▶ Required work
Search the material below for the word "ylabel" and copy every line in which it occurs.

##############################

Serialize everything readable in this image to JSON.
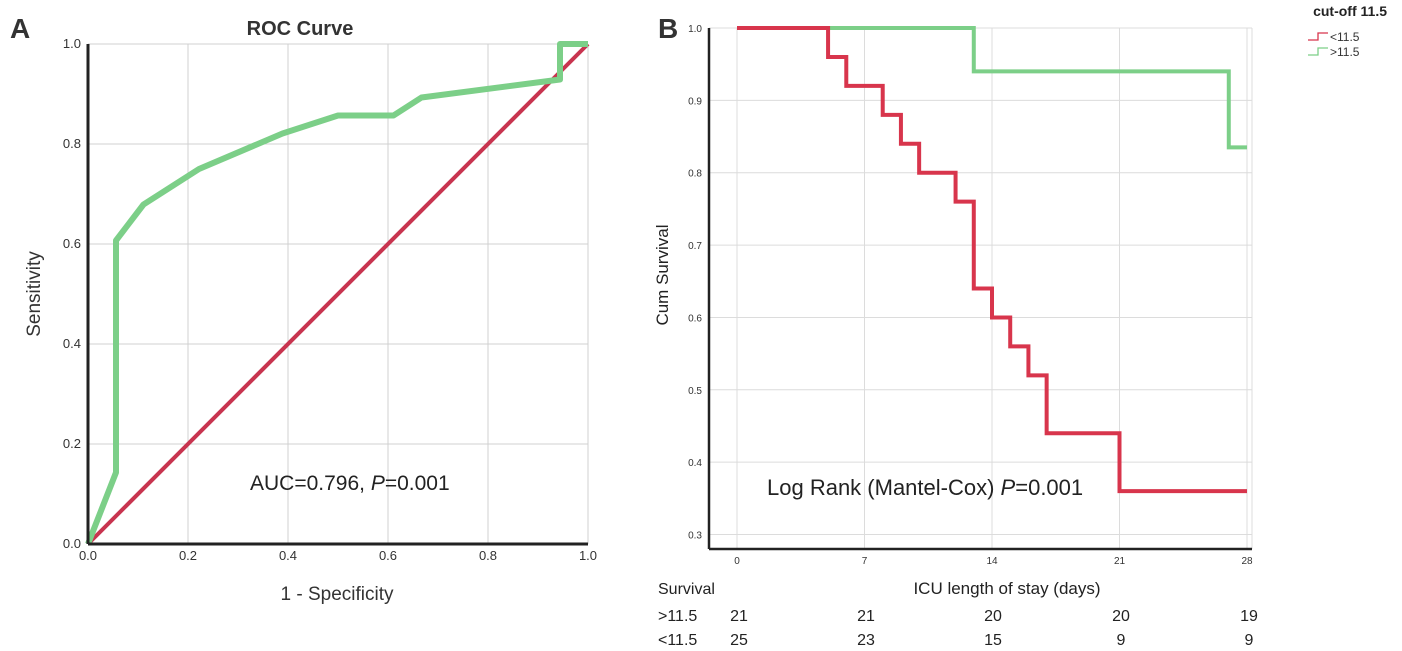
{
  "panels": {
    "a_letter": "A",
    "b_letter": "B"
  },
  "chart_data": [
    {
      "type": "line",
      "title": "ROC Curve",
      "xlabel": "1 - Specificity",
      "ylabel": "Sensitivity",
      "xlim": [
        0,
        1
      ],
      "ylim": [
        0,
        1
      ],
      "xticks": [
        "0.0",
        "0.2",
        "0.4",
        "0.6",
        "0.8",
        "1.0"
      ],
      "yticks": [
        "0.0",
        "0.2",
        "0.4",
        "0.6",
        "0.8",
        "1.0"
      ],
      "grid": true,
      "annotation": {
        "prefix": "AUC=0.796, ",
        "italic": "P",
        "suffix": "=0.001"
      },
      "colors": {
        "roc": "#7ccf88",
        "reference": "#c8344f"
      },
      "series": [
        {
          "x": [
            0.0,
            0.056,
            0.056,
            0.111,
            0.222,
            0.389,
            0.5,
            0.611,
            0.667,
            0.944,
            0.944,
            1.0
          ],
          "y": [
            0.0,
            0.143,
            0.607,
            0.679,
            0.75,
            0.821,
            0.857,
            0.857,
            0.893,
            0.929,
            1.0,
            1.0
          ]
        },
        {
          "x": [
            0,
            1
          ],
          "y": [
            0,
            1
          ]
        }
      ]
    },
    {
      "type": "line",
      "title": "",
      "xlabel": "ICU length of stay (days)",
      "ylabel": "Cum Survival",
      "xlim": [
        -2,
        28
      ],
      "ylim": [
        0.28,
        1.0
      ],
      "xticks": [
        "0",
        "7",
        "14",
        "21",
        "28"
      ],
      "yticks": [
        "0.3",
        "0.4",
        "0.5",
        "0.6",
        "0.7",
        "0.8",
        "0.9",
        "1.0"
      ],
      "grid": true,
      "annotation": {
        "prefix": "Log Rank (Mantel-Cox)  ",
        "italic": "P",
        "suffix": "=0.001"
      },
      "legend": {
        "title": "cut-off 11.5",
        "position": "top-right"
      },
      "series": [
        {
          "name": "<11.5",
          "color": "#d8354c",
          "times": [
            5,
            6,
            8,
            9,
            10,
            12,
            13,
            14,
            15,
            16,
            17,
            21
          ],
          "survival": [
            0.96,
            0.92,
            0.88,
            0.84,
            0.8,
            0.76,
            0.64,
            0.6,
            0.56,
            0.52,
            0.44,
            0.36
          ],
          "end": 28
        },
        {
          "name": ">11.5",
          "color": "#7ccf88",
          "times": [
            13,
            27
          ],
          "survival": [
            0.94,
            0.835
          ],
          "end": 28
        }
      ],
      "risk_table": {
        "header": "Survival",
        "rows": [
          {
            "label": ">11.5",
            "counts": [
              "21",
              "21",
              "20",
              "20",
              "19"
            ]
          },
          {
            "label": "<11.5",
            "counts": [
              "25",
              "23",
              "15",
              "9",
              "9"
            ]
          }
        ]
      }
    }
  ]
}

##############################

▶ Written answer
      "ylabel": "Sensitivity",
      "ylabel": "Cum Survival",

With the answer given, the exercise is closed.